— START OF Material for this exercise —

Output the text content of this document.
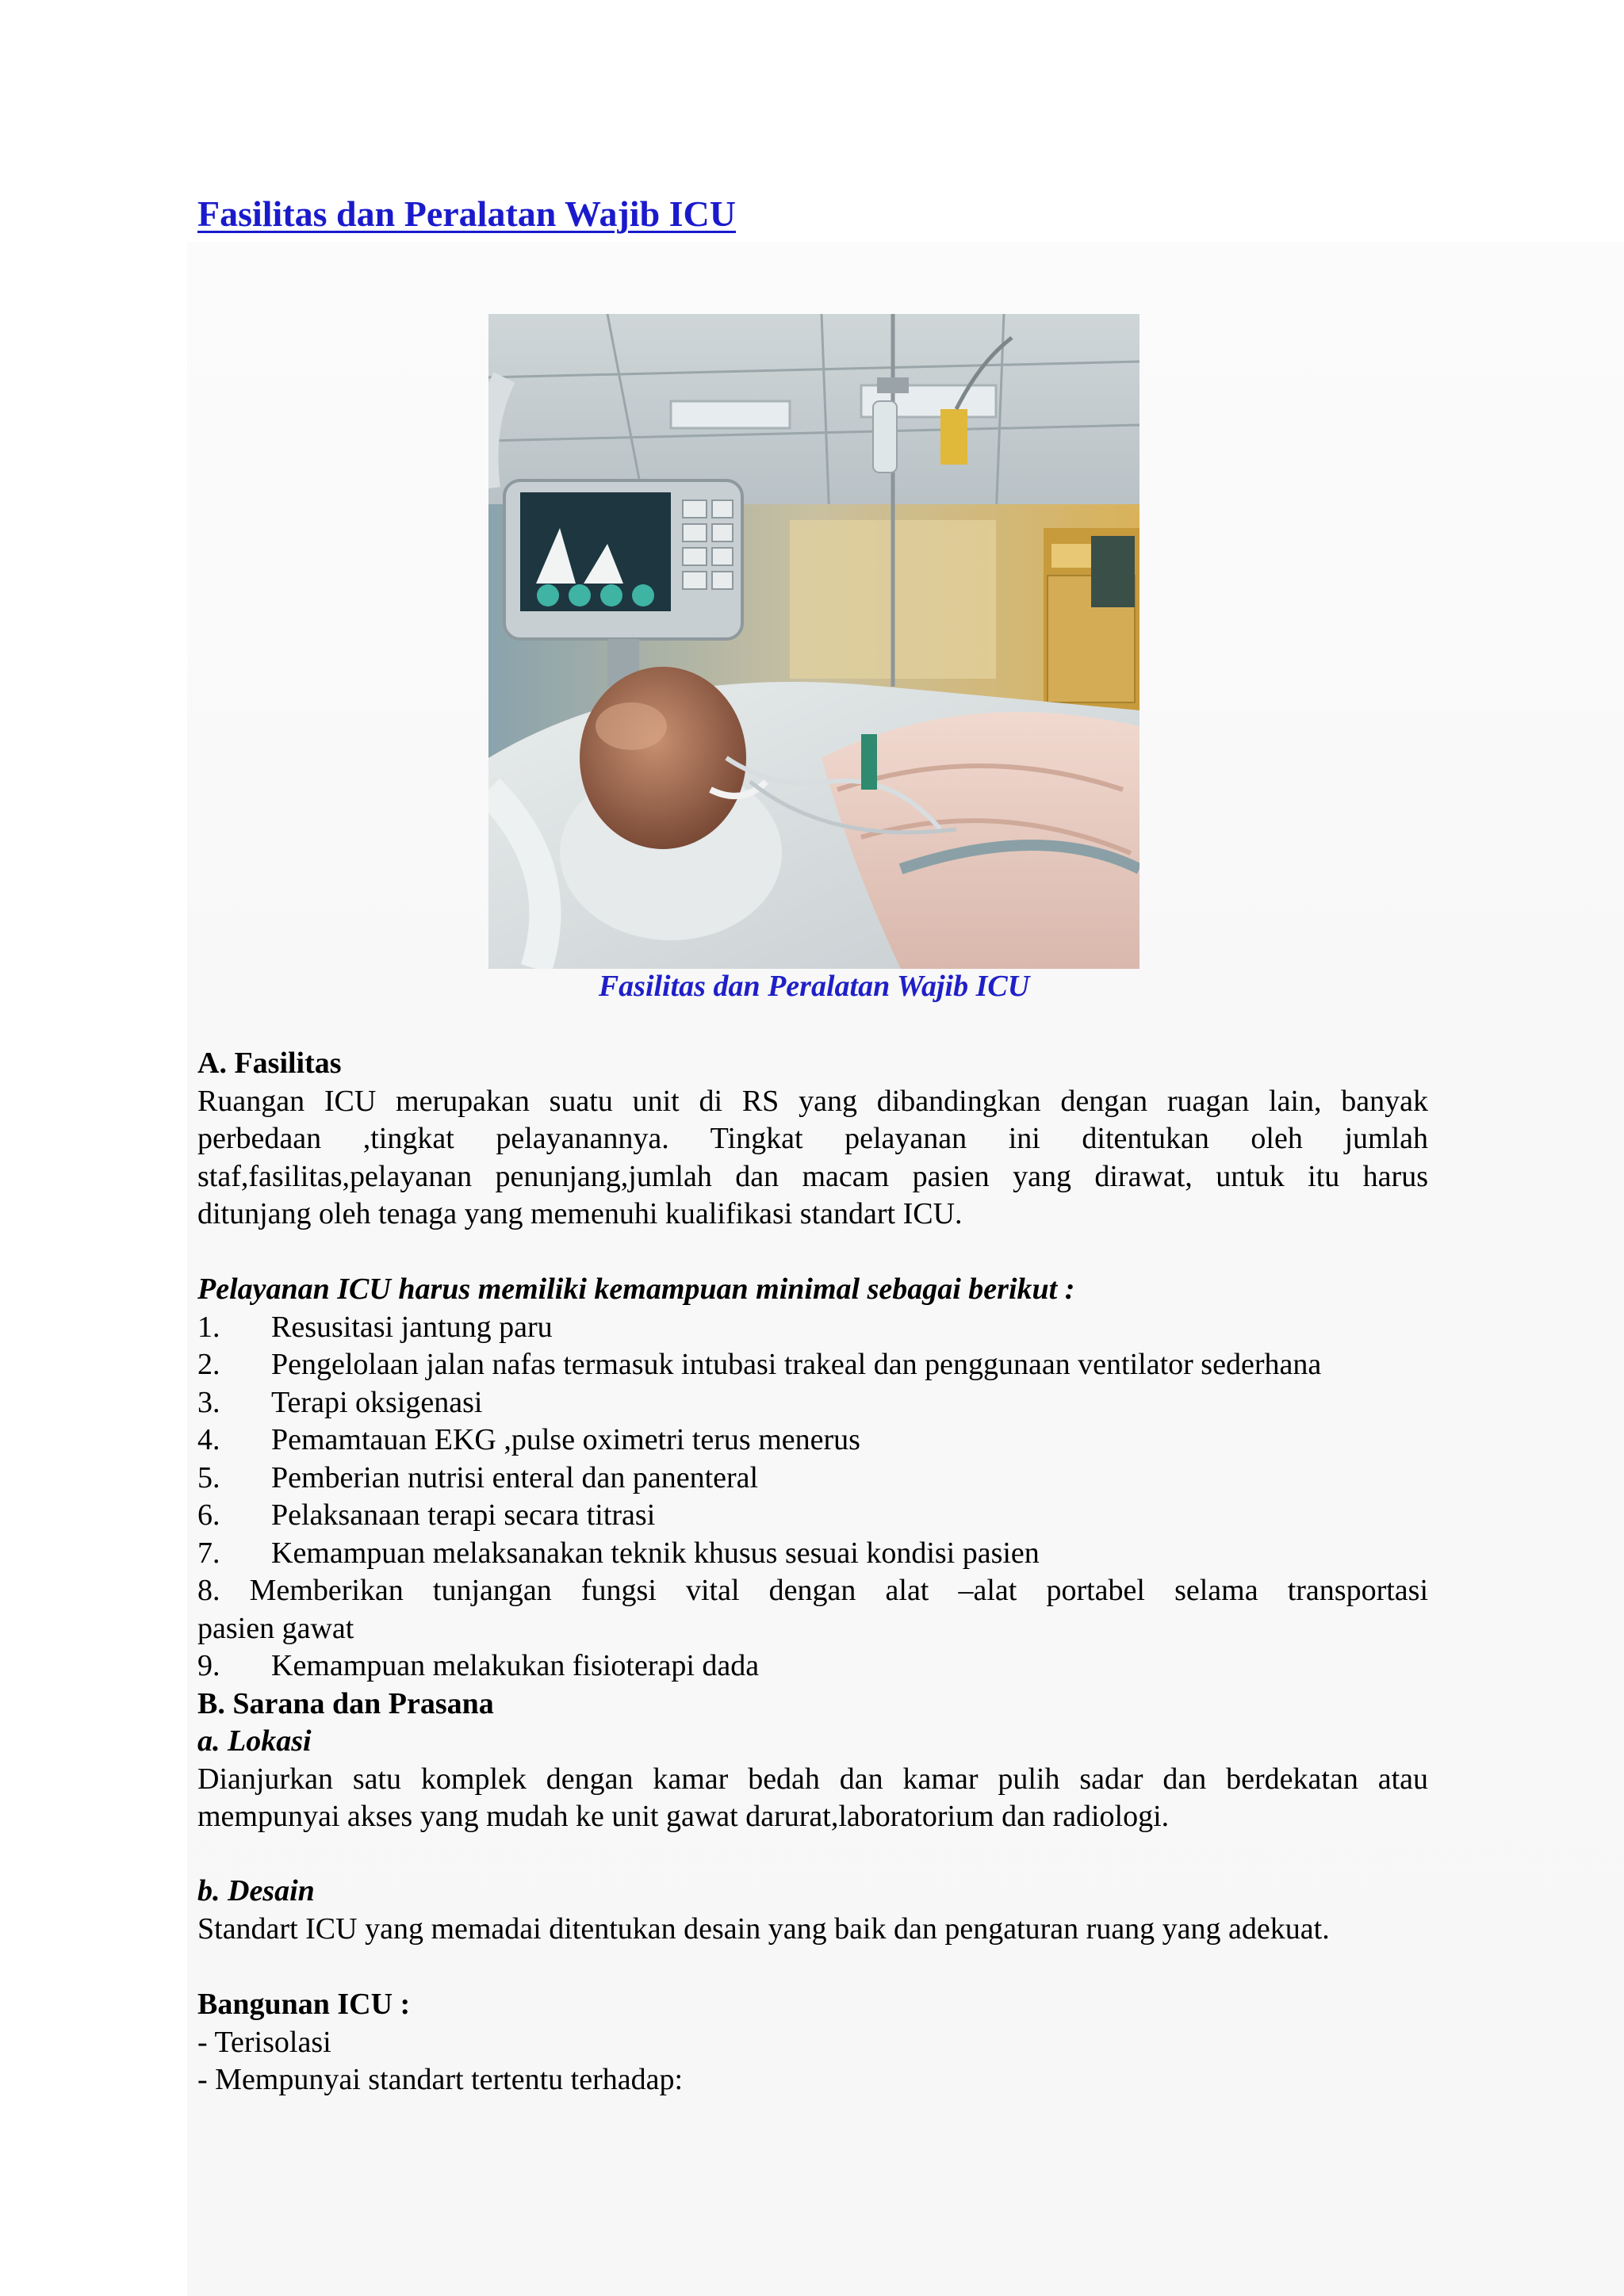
Fasilitas dan Peralatan Wajib ICU
Fasilitas dan Peralatan Wajib ICU
A. Fasilitas
Ruangan ICU merupakan suatu unit di RS yang dibandingkan dengan ruagan lain, banyak
perbedaan ,tingkat pelayanannya. Tingkat pelayanan ini ditentukan oleh jumlah
staf,fasilitas,pelayanan penunjang,jumlah dan macam pasien yang dirawat, untuk itu harus
ditunjang oleh tenaga yang memenuhi kualifikasi standart ICU.
Pelayanan ICU harus memiliki kemampuan minimal sebagai berikut :
1. Resusitasi jantung paru
2. Pengelolaan jalan nafas termasuk intubasi trakeal dan penggunaan ventilator sederhana
3. Terapi oksigenasi
4. Pemamtauan EKG ,pulse oximetri terus menerus
5. Pemberian nutrisi enteral dan panenteral
6. Pelaksanaan terapi secara titrasi
7. Kemampuan melaksanakan teknik khusus sesuai kondisi pasien
8. Memberikan tunjangan fungsi vital dengan alat –alat portabel selama transportasi
pasien gawat
9. Kemampuan melakukan fisioterapi dada
B. Sarana dan Prasana
a. Lokasi
Dianjurkan satu komplek dengan kamar bedah dan kamar pulih sadar dan berdekatan atau
mempunyai akses yang mudah ke unit gawat darurat,laboratorium dan radiologi.
b. Desain
Standart ICU yang memadai ditentukan desain yang baik dan pengaturan ruang yang adekuat.
Bangunan ICU :
- Terisolasi
- Mempunyai standart tertentu terhadap:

— END OF Material for this exercise —

Task goal: Copy the records above exactly, omitting every picture.

Finished answer:
Output the text content of this document.
Fasilitas dan Peralatan Wajib ICU
Fasilitas dan Peralatan Wajib ICU
A. Fasilitas
Ruangan ICU merupakan suatu unit di RS yang dibandingkan dengan ruagan lain, banyak
perbedaan ,tingkat pelayanannya. Tingkat pelayanan ini ditentukan oleh jumlah
staf,fasilitas,pelayanan penunjang,jumlah dan macam pasien yang dirawat, untuk itu harus
ditunjang oleh tenaga yang memenuhi kualifikasi standart ICU.
Pelayanan ICU harus memiliki kemampuan minimal sebagai berikut :
1. Resusitasi jantung paru
2. Pengelolaan jalan nafas termasuk intubasi trakeal dan penggunaan ventilator sederhana
3. Terapi oksigenasi
4. Pemamtauan EKG ,pulse oximetri terus menerus
5. Pemberian nutrisi enteral dan panenteral
6. Pelaksanaan terapi secara titrasi
7. Kemampuan melaksanakan teknik khusus sesuai kondisi pasien
8. Memberikan tunjangan fungsi vital dengan alat –alat portabel selama transportasi
pasien gawat
9. Kemampuan melakukan fisioterapi dada
B. Sarana dan Prasana
a. Lokasi
Dianjurkan satu komplek dengan kamar bedah dan kamar pulih sadar dan berdekatan atau
mempunyai akses yang mudah ke unit gawat darurat,laboratorium dan radiologi.
b. Desain
Standart ICU yang memadai ditentukan desain yang baik dan pengaturan ruang yang adekuat.
Bangunan ICU :
- Terisolasi
- Mempunyai standart tertentu terhadap:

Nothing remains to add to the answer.